## Exercise prompt
Check each line for the string "noch". Give only the count of lines that have it.

## Record set
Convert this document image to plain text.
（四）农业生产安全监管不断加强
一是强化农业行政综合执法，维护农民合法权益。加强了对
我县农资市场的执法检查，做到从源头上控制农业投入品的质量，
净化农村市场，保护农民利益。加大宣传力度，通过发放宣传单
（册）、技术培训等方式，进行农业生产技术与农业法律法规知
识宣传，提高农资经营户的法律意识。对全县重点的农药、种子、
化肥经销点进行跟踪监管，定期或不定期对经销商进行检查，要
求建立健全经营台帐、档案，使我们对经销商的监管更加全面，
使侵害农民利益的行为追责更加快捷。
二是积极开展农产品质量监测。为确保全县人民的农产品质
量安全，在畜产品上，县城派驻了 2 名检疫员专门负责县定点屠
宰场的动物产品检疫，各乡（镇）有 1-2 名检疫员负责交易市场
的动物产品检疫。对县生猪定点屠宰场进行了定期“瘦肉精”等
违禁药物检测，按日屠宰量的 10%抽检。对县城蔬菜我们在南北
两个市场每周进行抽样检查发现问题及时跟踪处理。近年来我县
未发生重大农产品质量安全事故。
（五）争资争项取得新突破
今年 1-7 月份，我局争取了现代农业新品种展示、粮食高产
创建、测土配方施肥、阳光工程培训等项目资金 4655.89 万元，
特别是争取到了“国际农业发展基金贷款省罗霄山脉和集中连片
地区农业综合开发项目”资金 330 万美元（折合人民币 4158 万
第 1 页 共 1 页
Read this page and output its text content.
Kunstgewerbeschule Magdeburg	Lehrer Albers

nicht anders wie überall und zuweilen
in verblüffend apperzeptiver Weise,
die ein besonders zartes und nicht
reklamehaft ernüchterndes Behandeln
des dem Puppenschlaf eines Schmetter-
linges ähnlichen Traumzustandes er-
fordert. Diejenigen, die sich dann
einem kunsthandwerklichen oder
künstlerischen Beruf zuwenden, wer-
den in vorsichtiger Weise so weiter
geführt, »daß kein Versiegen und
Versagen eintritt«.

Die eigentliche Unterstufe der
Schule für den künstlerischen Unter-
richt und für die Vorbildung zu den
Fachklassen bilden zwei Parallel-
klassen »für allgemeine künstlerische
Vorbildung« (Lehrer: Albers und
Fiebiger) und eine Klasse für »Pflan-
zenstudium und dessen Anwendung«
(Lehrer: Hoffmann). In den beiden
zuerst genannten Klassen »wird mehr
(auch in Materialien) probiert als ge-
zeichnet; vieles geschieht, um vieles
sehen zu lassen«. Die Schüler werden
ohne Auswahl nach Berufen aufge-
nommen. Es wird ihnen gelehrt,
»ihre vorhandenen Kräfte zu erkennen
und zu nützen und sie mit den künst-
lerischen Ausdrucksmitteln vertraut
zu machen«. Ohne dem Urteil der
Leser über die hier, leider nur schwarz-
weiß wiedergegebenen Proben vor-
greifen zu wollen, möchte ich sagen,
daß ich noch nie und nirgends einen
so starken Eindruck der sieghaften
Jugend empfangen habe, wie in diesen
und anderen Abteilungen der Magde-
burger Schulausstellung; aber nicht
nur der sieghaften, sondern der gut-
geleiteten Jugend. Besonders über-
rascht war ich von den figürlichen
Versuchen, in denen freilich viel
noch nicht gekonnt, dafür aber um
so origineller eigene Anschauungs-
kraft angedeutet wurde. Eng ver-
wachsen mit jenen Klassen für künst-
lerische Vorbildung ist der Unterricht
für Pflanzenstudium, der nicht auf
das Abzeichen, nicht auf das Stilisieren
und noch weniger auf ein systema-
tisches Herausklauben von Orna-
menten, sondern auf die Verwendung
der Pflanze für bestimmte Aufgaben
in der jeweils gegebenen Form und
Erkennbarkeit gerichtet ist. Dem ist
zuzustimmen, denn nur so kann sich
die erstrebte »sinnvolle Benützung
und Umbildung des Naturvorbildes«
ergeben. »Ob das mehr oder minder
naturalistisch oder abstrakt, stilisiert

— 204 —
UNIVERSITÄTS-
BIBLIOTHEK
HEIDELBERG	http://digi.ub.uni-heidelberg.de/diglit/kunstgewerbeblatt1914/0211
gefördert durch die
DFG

## Reply
3